[Entries from a collection]
# # # #
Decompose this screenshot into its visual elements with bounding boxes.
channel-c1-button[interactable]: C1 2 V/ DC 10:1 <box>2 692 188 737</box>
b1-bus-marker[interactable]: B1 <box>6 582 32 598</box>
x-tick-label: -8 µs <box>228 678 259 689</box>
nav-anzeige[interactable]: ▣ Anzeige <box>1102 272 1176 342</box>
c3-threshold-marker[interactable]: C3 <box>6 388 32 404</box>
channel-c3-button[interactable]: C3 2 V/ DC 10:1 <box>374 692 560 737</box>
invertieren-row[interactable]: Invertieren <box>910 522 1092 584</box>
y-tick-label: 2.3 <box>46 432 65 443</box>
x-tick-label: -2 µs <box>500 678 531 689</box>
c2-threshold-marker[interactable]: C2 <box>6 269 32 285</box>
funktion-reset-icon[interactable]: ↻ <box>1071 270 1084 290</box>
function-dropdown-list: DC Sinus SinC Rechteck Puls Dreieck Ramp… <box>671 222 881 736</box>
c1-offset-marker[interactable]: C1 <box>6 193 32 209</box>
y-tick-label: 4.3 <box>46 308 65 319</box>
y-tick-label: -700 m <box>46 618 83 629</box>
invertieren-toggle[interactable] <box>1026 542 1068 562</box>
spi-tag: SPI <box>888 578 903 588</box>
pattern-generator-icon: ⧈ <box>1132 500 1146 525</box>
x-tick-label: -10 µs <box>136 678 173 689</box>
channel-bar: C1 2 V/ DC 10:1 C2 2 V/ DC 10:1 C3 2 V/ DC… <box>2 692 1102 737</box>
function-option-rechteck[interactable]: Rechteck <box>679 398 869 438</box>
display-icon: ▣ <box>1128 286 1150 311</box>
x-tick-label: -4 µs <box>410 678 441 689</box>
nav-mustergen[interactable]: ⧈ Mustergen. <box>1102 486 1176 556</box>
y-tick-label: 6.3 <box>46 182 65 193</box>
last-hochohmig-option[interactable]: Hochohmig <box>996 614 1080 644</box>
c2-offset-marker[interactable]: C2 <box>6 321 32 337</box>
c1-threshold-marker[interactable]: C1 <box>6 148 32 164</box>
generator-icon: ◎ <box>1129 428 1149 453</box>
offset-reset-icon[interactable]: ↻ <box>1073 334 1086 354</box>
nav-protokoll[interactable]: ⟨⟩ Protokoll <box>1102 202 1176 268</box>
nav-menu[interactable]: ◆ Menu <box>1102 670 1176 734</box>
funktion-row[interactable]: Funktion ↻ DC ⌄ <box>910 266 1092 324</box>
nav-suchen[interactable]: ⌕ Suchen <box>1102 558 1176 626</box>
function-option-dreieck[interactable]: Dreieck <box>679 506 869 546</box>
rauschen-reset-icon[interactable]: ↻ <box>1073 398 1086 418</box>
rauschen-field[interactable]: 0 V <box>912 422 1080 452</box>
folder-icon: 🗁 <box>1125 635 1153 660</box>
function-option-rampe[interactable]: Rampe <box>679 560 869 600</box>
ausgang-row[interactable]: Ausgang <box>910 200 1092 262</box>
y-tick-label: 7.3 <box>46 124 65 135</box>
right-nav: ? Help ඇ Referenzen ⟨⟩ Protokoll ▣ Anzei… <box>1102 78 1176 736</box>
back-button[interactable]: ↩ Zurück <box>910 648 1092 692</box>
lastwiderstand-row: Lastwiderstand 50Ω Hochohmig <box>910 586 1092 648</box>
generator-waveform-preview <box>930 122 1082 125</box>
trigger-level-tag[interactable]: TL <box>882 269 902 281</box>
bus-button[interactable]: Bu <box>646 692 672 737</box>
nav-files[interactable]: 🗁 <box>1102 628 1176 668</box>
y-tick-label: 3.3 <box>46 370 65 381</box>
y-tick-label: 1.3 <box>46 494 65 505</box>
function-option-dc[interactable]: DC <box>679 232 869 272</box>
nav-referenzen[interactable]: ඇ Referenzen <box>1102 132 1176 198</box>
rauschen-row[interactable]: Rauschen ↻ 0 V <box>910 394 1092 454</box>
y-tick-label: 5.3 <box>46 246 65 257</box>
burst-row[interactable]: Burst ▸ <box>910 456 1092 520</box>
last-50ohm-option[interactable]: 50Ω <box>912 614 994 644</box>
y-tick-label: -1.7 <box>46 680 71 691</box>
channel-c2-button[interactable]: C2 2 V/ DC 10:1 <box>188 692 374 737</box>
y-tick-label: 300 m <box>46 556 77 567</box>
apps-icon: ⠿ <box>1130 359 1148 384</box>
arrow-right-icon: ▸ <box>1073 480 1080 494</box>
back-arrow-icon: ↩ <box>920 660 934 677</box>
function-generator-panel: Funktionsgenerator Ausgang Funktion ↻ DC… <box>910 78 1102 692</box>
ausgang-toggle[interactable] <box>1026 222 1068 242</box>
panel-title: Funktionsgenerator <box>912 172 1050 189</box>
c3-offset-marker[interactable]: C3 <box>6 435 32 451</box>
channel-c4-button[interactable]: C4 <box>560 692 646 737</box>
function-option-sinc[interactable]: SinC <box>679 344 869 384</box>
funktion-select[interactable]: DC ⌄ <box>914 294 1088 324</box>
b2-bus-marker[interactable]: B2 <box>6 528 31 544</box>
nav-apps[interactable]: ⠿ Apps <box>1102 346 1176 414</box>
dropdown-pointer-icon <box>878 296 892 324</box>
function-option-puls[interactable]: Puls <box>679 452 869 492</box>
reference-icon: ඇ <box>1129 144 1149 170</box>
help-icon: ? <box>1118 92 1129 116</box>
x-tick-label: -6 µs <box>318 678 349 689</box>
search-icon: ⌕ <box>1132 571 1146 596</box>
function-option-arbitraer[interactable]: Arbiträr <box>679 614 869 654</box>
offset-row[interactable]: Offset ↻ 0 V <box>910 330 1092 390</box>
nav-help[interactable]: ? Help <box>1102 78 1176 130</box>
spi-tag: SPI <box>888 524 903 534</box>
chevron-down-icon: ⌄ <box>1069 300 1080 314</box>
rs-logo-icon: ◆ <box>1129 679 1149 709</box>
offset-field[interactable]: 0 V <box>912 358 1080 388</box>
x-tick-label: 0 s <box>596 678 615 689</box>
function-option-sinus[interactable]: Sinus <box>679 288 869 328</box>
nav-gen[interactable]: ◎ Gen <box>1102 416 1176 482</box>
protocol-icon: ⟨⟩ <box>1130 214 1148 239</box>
# # # #
Can you return every line of the entries above with no character changed?

Decompose this screenshot into its visual elements with bounding boxes.
channel-c1-button[interactable]: C1 2 V/ DC 10:1 <box>2 692 188 737</box>
b1-bus-marker[interactable]: B1 <box>6 582 32 598</box>
x-tick-label: -8 µs <box>228 678 259 689</box>
nav-anzeige[interactable]: ▣ Anzeige <box>1102 272 1176 342</box>
c3-threshold-marker[interactable]: C3 <box>6 388 32 404</box>
channel-c3-button[interactable]: C3 2 V/ DC 10:1 <box>374 692 560 737</box>
invertieren-row[interactable]: Invertieren <box>910 522 1092 584</box>
y-tick-label: 2.3 <box>46 432 65 443</box>
x-tick-label: -2 µs <box>500 678 531 689</box>
c2-threshold-marker[interactable]: C2 <box>6 269 32 285</box>
funktion-reset-icon[interactable]: ↻ <box>1071 270 1084 290</box>
function-dropdown-list: DC Sinus SinC Rechteck Puls Dreieck Ramp… <box>671 222 881 736</box>
c1-offset-marker[interactable]: C1 <box>6 193 32 209</box>
y-tick-label: 4.3 <box>46 308 65 319</box>
y-tick-label: -700 m <box>46 618 83 629</box>
invertieren-toggle[interactable] <box>1026 542 1068 562</box>
spi-tag: SPI <box>888 578 903 588</box>
pattern-generator-icon: ⧈ <box>1132 500 1146 525</box>
x-tick-label: -10 µs <box>136 678 173 689</box>
channel-bar: C1 2 V/ DC 10:1 C2 2 V/ DC 10:1 C3 2 V/ DC… <box>2 692 1102 737</box>
function-option-rechteck[interactable]: Rechteck <box>679 398 869 438</box>
display-icon: ▣ <box>1128 286 1150 311</box>
x-tick-label: -4 µs <box>410 678 441 689</box>
nav-mustergen[interactable]: ⧈ Mustergen. <box>1102 486 1176 556</box>
y-tick-label: 6.3 <box>46 182 65 193</box>
last-hochohmig-option[interactable]: Hochohmig <box>996 614 1080 644</box>
c2-offset-marker[interactable]: C2 <box>6 321 32 337</box>
c1-threshold-marker[interactable]: C1 <box>6 148 32 164</box>
generator-icon: ◎ <box>1129 428 1149 453</box>
offset-reset-icon[interactable]: ↻ <box>1073 334 1086 354</box>
nav-protokoll[interactable]: ⟨⟩ Protokoll <box>1102 202 1176 268</box>
nav-menu[interactable]: ◆ Menu <box>1102 670 1176 734</box>
funktion-row[interactable]: Funktion ↻ DC ⌄ <box>910 266 1092 324</box>
nav-suchen[interactable]: ⌕ Suchen <box>1102 558 1176 626</box>
function-option-dreieck[interactable]: Dreieck <box>679 506 869 546</box>
rauschen-reset-icon[interactable]: ↻ <box>1073 398 1086 418</box>
rauschen-field[interactable]: 0 V <box>912 422 1080 452</box>
folder-icon: 🗁 <box>1125 635 1153 660</box>
function-option-rampe[interactable]: Rampe <box>679 560 869 600</box>
ausgang-row[interactable]: Ausgang <box>910 200 1092 262</box>
y-tick-label: 7.3 <box>46 124 65 135</box>
right-nav: ? Help ඇ Referenzen ⟨⟩ Protokoll ▣ Anzei… <box>1102 78 1176 736</box>
back-button[interactable]: ↩ Zurück <box>910 648 1092 692</box>
lastwiderstand-row: Lastwiderstand 50Ω Hochohmig <box>910 586 1092 648</box>
generator-waveform-preview <box>930 122 1082 125</box>
trigger-level-tag[interactable]: TL <box>882 269 902 281</box>
bus-button[interactable]: Bu <box>646 692 672 737</box>
nav-files[interactable]: 🗁 <box>1102 628 1176 668</box>
y-tick-label: 3.3 <box>46 370 65 381</box>
y-tick-label: 1.3 <box>46 494 65 505</box>
function-option-dc[interactable]: DC <box>679 232 869 272</box>
nav-referenzen[interactable]: ඇ Referenzen <box>1102 132 1176 198</box>
rauschen-row[interactable]: Rauschen ↻ 0 V <box>910 394 1092 454</box>
y-tick-label: 5.3 <box>46 246 65 257</box>
burst-row[interactable]: Burst ▸ <box>910 456 1092 520</box>
last-50ohm-option[interactable]: 50Ω <box>912 614 994 644</box>
y-tick-label: -1.7 <box>46 680 71 691</box>
channel-c2-button[interactable]: C2 2 V/ DC 10:1 <box>188 692 374 737</box>
y-tick-label: 300 m <box>46 556 77 567</box>
apps-icon: ⠿ <box>1130 359 1148 384</box>
arrow-right-icon: ▸ <box>1073 480 1080 494</box>
back-arrow-icon: ↩ <box>920 660 934 677</box>
function-generator-panel: Funktionsgenerator Ausgang Funktion ↻ DC… <box>910 78 1102 692</box>
ausgang-toggle[interactable] <box>1026 222 1068 242</box>
panel-title: Funktionsgenerator <box>912 172 1050 189</box>
c3-offset-marker[interactable]: C3 <box>6 435 32 451</box>
channel-c4-button[interactable]: C4 <box>560 692 646 737</box>
function-option-sinc[interactable]: SinC <box>679 344 869 384</box>
funktion-select[interactable]: DC ⌄ <box>914 294 1088 324</box>
b2-bus-marker[interactable]: B2 <box>6 528 31 544</box>
nav-apps[interactable]: ⠿ Apps <box>1102 346 1176 414</box>
dropdown-pointer-icon <box>878 296 892 324</box>
function-option-puls[interactable]: Puls <box>679 452 869 492</box>
reference-icon: ඇ <box>1129 144 1149 170</box>
help-icon: ? <box>1118 92 1129 116</box>
x-tick-label: -6 µs <box>318 678 349 689</box>
search-icon: ⌕ <box>1132 571 1146 596</box>
function-option-arbitraer[interactable]: Arbiträr <box>679 614 869 654</box>
offset-row[interactable]: Offset ↻ 0 V <box>910 330 1092 390</box>
nav-help[interactable]: ? Help <box>1102 78 1176 130</box>
spi-tag: SPI <box>888 524 903 534</box>
chevron-down-icon: ⌄ <box>1069 300 1080 314</box>
rs-logo-icon: ◆ <box>1129 679 1149 709</box>
offset-field[interactable]: 0 V <box>912 358 1080 388</box>
x-tick-label: 0 s <box>596 678 615 689</box>
function-option-sinus[interactable]: Sinus <box>679 288 869 328</box>
nav-gen[interactable]: ◎ Gen <box>1102 416 1176 482</box>
protocol-icon: ⟨⟩ <box>1130 214 1148 239</box>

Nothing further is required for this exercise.